Copy every line of the listing exactly.

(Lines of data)
--------------------------------------------------

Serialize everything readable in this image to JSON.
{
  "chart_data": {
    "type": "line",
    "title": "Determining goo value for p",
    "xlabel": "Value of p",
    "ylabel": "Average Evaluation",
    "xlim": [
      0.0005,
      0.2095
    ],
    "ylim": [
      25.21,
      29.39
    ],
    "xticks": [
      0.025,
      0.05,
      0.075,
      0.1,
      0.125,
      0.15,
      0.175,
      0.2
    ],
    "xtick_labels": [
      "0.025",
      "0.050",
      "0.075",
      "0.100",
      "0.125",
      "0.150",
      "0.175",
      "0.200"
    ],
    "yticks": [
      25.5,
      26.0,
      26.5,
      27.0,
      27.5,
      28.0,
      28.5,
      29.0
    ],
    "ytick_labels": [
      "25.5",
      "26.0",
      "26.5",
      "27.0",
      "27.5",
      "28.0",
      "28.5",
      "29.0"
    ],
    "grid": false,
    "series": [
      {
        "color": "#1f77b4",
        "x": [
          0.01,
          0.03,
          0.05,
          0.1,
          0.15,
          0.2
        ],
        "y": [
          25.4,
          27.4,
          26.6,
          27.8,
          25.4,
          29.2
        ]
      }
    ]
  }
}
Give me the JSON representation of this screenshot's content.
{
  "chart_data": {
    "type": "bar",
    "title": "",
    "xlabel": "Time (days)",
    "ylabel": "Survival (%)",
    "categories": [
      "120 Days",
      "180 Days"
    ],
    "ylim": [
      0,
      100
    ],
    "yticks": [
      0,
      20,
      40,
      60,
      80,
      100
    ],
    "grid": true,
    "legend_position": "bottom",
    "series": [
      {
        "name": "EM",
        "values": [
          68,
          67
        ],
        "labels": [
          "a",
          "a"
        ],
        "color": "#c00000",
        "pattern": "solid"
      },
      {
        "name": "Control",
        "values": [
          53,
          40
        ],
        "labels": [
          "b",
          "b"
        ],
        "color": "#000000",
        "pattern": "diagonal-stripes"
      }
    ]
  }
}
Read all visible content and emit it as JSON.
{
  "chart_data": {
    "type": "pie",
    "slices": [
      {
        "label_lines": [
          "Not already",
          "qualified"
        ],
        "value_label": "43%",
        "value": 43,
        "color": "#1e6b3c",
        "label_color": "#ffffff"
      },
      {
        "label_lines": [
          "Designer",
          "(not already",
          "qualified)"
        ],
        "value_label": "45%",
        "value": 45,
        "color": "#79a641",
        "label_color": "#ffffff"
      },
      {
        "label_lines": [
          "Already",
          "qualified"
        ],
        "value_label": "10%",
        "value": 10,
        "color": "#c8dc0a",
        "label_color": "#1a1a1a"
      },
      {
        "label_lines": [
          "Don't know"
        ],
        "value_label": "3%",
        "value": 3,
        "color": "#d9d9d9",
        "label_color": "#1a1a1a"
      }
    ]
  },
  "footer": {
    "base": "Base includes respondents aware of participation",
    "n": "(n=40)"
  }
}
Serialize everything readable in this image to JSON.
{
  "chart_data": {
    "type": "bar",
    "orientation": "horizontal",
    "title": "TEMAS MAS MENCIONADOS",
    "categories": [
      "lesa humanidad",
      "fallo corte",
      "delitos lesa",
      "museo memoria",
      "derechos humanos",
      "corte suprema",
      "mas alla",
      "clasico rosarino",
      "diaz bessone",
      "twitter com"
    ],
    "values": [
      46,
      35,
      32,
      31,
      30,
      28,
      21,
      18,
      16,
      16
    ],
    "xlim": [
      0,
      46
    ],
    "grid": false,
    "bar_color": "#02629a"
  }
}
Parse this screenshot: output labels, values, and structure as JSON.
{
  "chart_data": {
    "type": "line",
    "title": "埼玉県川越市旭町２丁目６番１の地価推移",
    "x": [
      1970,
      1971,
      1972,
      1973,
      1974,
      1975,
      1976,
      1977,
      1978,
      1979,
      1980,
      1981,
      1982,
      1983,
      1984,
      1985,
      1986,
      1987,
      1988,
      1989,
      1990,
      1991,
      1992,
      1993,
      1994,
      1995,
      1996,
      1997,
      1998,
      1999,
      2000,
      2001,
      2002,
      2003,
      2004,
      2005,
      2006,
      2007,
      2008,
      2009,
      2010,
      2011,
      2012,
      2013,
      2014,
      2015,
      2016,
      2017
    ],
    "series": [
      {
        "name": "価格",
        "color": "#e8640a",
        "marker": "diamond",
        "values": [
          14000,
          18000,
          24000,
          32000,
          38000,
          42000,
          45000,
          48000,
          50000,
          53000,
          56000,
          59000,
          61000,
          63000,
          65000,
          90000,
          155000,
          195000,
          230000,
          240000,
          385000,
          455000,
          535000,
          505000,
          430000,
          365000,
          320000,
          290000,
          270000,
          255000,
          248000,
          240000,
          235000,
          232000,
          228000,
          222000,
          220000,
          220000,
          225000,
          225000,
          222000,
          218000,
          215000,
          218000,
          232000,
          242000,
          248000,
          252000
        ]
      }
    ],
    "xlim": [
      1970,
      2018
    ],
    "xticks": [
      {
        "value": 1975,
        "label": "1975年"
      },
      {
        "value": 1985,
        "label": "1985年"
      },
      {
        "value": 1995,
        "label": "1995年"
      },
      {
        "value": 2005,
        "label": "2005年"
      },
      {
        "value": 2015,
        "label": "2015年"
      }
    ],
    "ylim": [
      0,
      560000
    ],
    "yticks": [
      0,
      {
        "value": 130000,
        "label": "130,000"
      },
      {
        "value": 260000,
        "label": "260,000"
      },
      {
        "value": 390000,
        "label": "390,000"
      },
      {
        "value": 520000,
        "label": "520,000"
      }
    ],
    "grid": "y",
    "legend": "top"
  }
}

--------------------------------------------------

» **Finished exercise**
Serialize everything readable in this image to JSON.
{
  "chart_data": {
    "type": "line",
    "title": "Determining goo value for p",
    "xlabel": "Value of p",
    "ylabel": "Average Evaluation",
    "xlim": [
      0.0005,
      0.2095
    ],
    "ylim": [
      25.21,
      29.39
    ],
    "xticks": [
      0.025,
      0.05,
      0.075,
      0.1,
      0.125,
      0.15,
      0.175,
      0.2
    ],
    "xtick_labels": [
      "0.025",
      "0.050",
      "0.075",
      "0.100",
      "0.125",
      "0.150",
      "0.175",
      "0.200"
    ],
    "yticks": [
      25.5,
      26.0,
      26.5,
      27.0,
      27.5,
      28.0,
      28.5,
      29.0
    ],
    "ytick_labels": [
      "25.5",
      "26.0",
      "26.5",
      "27.0",
      "27.5",
      "28.0",
      "28.5",
      "29.0"
    ],
    "grid": false,
    "series": [
      {
        "color": "#1f77b4",
        "x": [
          0.01,
          0.03,
          0.05,
          0.1,
          0.15,
          0.2
        ],
        "y": [
          25.4,
          27.4,
          26.6,
          27.8,
          25.4,
          29.2
        ]
      }
    ]
  }
}
Give me the JSON representation of this screenshot's content.
{
  "chart_data": {
    "type": "bar",
    "title": "",
    "xlabel": "Time (days)",
    "ylabel": "Survival (%)",
    "categories": [
      "120 Days",
      "180 Days"
    ],
    "ylim": [
      0,
      100
    ],
    "yticks": [
      0,
      20,
      40,
      60,
      80,
      100
    ],
    "grid": true,
    "legend_position": "bottom",
    "series": [
      {
        "name": "EM",
        "values": [
          68,
          67
        ],
        "labels": [
          "a",
          "a"
        ],
        "color": "#c00000",
        "pattern": "solid"
      },
      {
        "name": "Control",
        "values": [
          53,
          40
        ],
        "labels": [
          "b",
          "b"
        ],
        "color": "#000000",
        "pattern": "diagonal-stripes"
      }
    ]
  }
}
Read all visible content and emit it as JSON.
{
  "chart_data": {
    "type": "pie",
    "slices": [
      {
        "label_lines": [
          "Not already",
          "qualified"
        ],
        "value_label": "43%",
        "value": 43,
        "color": "#1e6b3c",
        "label_color": "#ffffff"
      },
      {
        "label_lines": [
          "Designer",
          "(not already",
          "qualified)"
        ],
        "value_label": "45%",
        "value": 45,
        "color": "#79a641",
        "label_color": "#ffffff"
      },
      {
        "label_lines": [
          "Already",
          "qualified"
        ],
        "value_label": "10%",
        "value": 10,
        "color": "#c8dc0a",
        "label_color": "#1a1a1a"
      },
      {
        "label_lines": [
          "Don't know"
        ],
        "value_label": "3%",
        "value": 3,
        "color": "#d9d9d9",
        "label_color": "#1a1a1a"
      }
    ]
  },
  "footer": {
    "base": "Base includes respondents aware of participation",
    "n": "(n=40)"
  }
}
Serialize everything readable in this image to JSON.
{
  "chart_data": {
    "type": "bar",
    "orientation": "horizontal",
    "title": "TEMAS MAS MENCIONADOS",
    "categories": [
      "lesa humanidad",
      "fallo corte",
      "delitos lesa",
      "museo memoria",
      "derechos humanos",
      "corte suprema",
      "mas alla",
      "clasico rosarino",
      "diaz bessone",
      "twitter com"
    ],
    "values": [
      46,
      35,
      32,
      31,
      30,
      28,
      21,
      18,
      16,
      16
    ],
    "xlim": [
      0,
      46
    ],
    "grid": false,
    "bar_color": "#02629a"
  }
}
Parse this screenshot: output labels, values, and structure as JSON.
{
  "chart_data": {
    "type": "line",
    "title": "埼玉県川越市旭町２丁目６番１の地価推移",
    "x": [
      1970,
      1971,
      1972,
      1973,
      1974,
      1975,
      1976,
      1977,
      1978,
      1979,
      1980,
      1981,
      1982,
      1983,
      1984,
      1985,
      1986,
      1987,
      1988,
      1989,
      1990,
      1991,
      1992,
      1993,
      1994,
      1995,
      1996,
      1997,
      1998,
      1999,
      2000,
      2001,
      2002,
      2003,
      2004,
      2005,
      2006,
      2007,
      2008,
      2009,
      2010,
      2011,
      2012,
      2013,
      2014,
      2015,
      2016,
      2017
    ],
    "series": [
      {
        "name": "価格",
        "color": "#e8640a",
        "marker": "diamond",
        "values": [
          14000,
          18000,
          24000,
          32000,
          38000,
          42000,
          45000,
          48000,
          50000,
          53000,
          56000,
          59000,
          61000,
          63000,
          65000,
          90000,
          155000,
          195000,
          230000,
          240000,
          385000,
          455000,
          535000,
          505000,
          430000,
          365000,
          320000,
          290000,
          270000,
          255000,
          248000,
          240000,
          235000,
          232000,
          228000,
          222000,
          220000,
          220000,
          225000,
          225000,
          222000,
          218000,
          215000,
          218000,
          232000,
          242000,
          248000,
          252000
        ]
      }
    ],
    "xlim": [
      1970,
      2018
    ],
    "xticks": [
      {
        "value": 1975,
        "label": "1975年"
      },
      {
        "value": 1985,
        "label": "1985年"
      },
      {
        "value": 1995,
        "label": "1995年"
      },
      {
        "value": 2005,
        "label": "2005年"
      },
      {
        "value": 2015,
        "label": "2015年"
      }
    ],
    "ylim": [
      0,
      560000
    ],
    "yticks": [
      0,
      {
        "value": 130000,
        "label": "130,000"
      },
      {
        "value": 260000,
        "label": "260,000"
      },
      {
        "value": 390000,
        "label": "390,000"
      },
      {
        "value": 520000,
        "label": "520,000"
      }
    ],
    "grid": "y",
    "legend": "top"
  }
}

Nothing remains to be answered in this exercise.